[PROBLEM REQUIREMENTS]
Only the lines holding the string "with" are needed. Copy each one.

[DATASET EXTRACT]
** START **
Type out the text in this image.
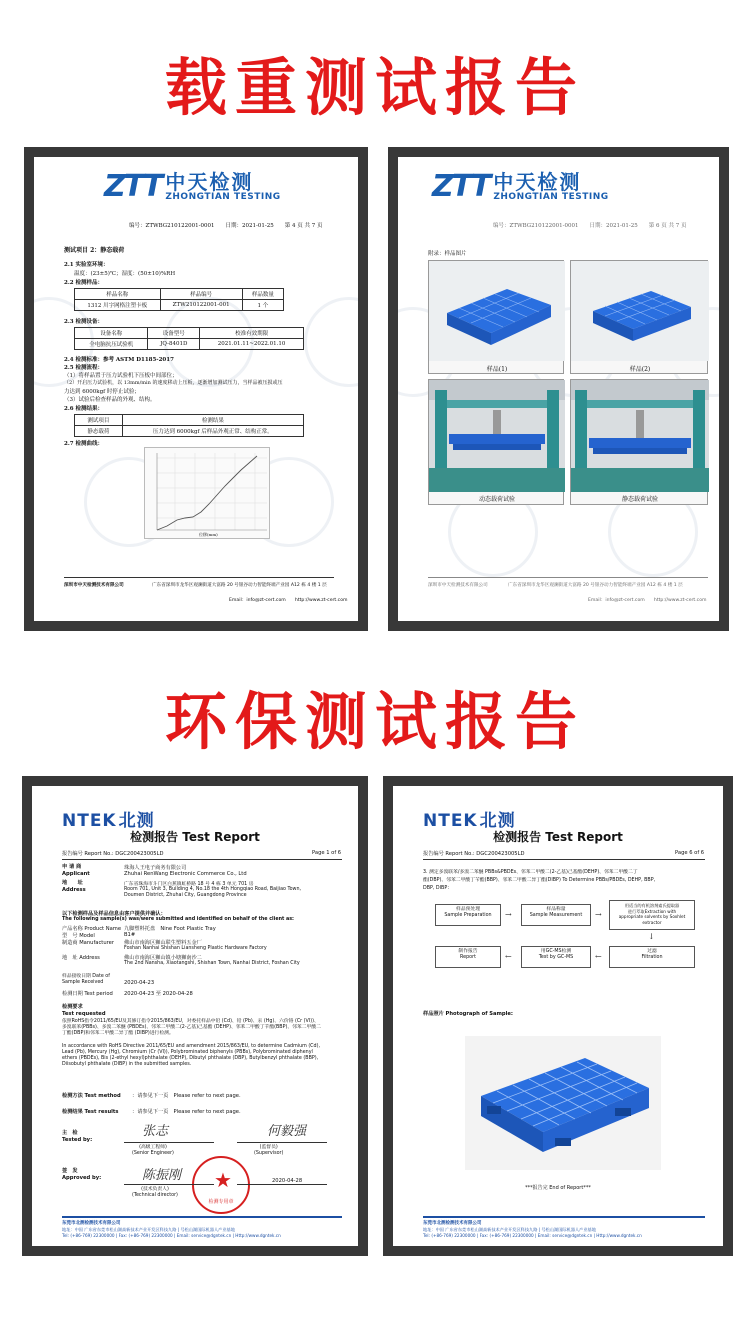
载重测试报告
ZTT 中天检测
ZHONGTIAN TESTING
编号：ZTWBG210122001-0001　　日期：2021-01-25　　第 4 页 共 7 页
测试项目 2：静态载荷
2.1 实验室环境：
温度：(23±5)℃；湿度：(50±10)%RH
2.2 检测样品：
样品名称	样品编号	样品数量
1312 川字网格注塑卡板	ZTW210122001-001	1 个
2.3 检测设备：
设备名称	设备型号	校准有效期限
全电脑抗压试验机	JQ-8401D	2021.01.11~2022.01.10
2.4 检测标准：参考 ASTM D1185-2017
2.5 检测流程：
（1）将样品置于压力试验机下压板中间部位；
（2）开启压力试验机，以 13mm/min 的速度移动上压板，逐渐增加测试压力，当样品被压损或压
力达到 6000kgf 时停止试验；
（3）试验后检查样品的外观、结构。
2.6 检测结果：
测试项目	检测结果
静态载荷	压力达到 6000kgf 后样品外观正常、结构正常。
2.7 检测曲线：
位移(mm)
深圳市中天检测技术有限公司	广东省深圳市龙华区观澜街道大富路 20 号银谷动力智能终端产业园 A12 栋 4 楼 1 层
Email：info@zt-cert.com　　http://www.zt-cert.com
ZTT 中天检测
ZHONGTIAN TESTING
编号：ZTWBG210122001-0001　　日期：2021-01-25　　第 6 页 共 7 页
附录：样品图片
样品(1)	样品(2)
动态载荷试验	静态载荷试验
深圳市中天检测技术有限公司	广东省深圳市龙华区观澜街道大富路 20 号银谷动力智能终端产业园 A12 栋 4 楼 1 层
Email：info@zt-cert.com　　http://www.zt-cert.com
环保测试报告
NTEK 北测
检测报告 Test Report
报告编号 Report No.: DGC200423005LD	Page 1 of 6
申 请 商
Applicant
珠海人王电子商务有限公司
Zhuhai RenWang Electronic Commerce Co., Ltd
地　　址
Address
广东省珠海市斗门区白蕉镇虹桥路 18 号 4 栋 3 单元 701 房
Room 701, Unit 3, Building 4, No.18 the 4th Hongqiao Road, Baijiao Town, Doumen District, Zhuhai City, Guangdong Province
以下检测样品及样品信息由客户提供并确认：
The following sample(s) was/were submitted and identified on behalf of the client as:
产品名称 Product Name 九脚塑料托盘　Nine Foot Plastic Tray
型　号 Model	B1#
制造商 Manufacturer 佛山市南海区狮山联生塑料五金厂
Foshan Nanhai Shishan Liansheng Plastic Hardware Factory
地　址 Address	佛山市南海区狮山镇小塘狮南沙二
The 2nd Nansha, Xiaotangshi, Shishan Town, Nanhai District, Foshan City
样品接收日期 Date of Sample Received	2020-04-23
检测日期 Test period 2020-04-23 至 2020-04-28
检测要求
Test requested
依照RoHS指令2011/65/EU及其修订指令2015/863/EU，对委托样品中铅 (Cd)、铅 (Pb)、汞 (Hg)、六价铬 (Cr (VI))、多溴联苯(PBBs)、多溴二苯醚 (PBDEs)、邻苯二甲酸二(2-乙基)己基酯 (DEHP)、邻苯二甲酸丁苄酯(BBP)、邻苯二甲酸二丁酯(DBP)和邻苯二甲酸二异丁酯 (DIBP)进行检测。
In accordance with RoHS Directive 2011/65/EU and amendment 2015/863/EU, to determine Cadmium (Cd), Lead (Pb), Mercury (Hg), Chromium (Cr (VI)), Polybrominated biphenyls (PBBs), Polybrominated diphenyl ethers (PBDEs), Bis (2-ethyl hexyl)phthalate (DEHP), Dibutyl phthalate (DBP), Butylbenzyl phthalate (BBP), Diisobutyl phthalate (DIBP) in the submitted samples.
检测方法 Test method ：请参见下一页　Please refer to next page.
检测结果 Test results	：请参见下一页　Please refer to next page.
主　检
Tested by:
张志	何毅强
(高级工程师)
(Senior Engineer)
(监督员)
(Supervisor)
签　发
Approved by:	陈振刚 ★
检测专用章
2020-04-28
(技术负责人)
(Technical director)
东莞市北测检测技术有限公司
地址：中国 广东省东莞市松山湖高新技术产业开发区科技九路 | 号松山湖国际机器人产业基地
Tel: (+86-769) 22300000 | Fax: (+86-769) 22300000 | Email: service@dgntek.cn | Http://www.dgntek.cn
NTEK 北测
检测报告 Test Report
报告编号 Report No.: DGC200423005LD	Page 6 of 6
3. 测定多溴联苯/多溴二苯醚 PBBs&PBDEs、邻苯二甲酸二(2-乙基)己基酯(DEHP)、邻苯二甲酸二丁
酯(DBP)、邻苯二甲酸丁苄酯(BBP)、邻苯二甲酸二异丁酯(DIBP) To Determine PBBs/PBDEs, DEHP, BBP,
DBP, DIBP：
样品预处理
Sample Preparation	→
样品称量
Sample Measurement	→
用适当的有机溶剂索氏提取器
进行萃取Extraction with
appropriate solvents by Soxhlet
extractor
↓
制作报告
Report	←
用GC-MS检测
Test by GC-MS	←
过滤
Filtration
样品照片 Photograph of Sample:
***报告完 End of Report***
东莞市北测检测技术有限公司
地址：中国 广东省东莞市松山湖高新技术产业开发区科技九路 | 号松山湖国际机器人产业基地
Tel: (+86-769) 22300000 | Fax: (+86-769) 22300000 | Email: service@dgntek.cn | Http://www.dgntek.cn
** END **
[SOLUTION FOR THIS PROBLEM]
In accordance with RoHS Directive 2011/65/EU and amendment 2015/863/EU, to determine Cadmium (Cd), Lead (Pb), Mercury (Hg), Chromium (Cr (VI)), Polybrominated biphenyls (PBBs), Polybrominated diphenyl ethers (PBDEs), Bis (2-ethyl hexyl)phthalate (DEHP), Dibutyl phthalate (DBP), Butylbenzyl phthalate (BBP), Diisobutyl phthalate (DIBP) in the submitted samples.
进行萃取Extraction with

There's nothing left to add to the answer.